== THE EXERCISE ==
From the listing below, pull out all lines with "Предпочтение" in them.

== PROVIDED DATA ==

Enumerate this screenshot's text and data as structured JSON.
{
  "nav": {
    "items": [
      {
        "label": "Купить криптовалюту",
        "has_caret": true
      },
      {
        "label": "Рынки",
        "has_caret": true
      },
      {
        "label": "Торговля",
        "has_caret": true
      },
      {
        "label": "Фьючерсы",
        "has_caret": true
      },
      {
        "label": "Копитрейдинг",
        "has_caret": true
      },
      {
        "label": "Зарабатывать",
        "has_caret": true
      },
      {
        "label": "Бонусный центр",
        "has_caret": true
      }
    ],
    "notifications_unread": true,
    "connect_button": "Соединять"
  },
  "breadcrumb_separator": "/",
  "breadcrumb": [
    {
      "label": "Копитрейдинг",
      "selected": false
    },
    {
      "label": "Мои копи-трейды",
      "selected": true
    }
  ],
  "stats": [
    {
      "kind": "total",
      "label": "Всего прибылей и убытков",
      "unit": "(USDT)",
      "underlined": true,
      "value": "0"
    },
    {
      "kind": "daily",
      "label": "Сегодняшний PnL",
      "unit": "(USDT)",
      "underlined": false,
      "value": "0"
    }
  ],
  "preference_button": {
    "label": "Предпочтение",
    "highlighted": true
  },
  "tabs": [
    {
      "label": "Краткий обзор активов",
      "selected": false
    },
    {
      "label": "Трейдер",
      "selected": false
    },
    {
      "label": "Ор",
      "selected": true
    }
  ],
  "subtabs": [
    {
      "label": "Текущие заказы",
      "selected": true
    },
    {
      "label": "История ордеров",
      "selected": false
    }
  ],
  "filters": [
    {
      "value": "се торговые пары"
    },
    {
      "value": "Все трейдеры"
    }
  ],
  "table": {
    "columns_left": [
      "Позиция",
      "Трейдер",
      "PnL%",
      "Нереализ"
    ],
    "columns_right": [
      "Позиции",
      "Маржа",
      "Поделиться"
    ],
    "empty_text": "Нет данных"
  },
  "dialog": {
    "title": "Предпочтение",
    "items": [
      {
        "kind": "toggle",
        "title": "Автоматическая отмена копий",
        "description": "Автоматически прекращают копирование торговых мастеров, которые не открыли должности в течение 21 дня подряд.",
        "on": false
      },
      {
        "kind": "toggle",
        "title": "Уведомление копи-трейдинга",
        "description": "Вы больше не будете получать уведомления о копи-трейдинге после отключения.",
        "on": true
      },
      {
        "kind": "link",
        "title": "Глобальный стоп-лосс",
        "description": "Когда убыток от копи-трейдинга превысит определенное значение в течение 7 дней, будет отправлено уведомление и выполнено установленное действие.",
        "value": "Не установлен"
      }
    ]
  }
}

== RESULT ==
    "label": "Предпочтение",
    "title": "Предпочтение",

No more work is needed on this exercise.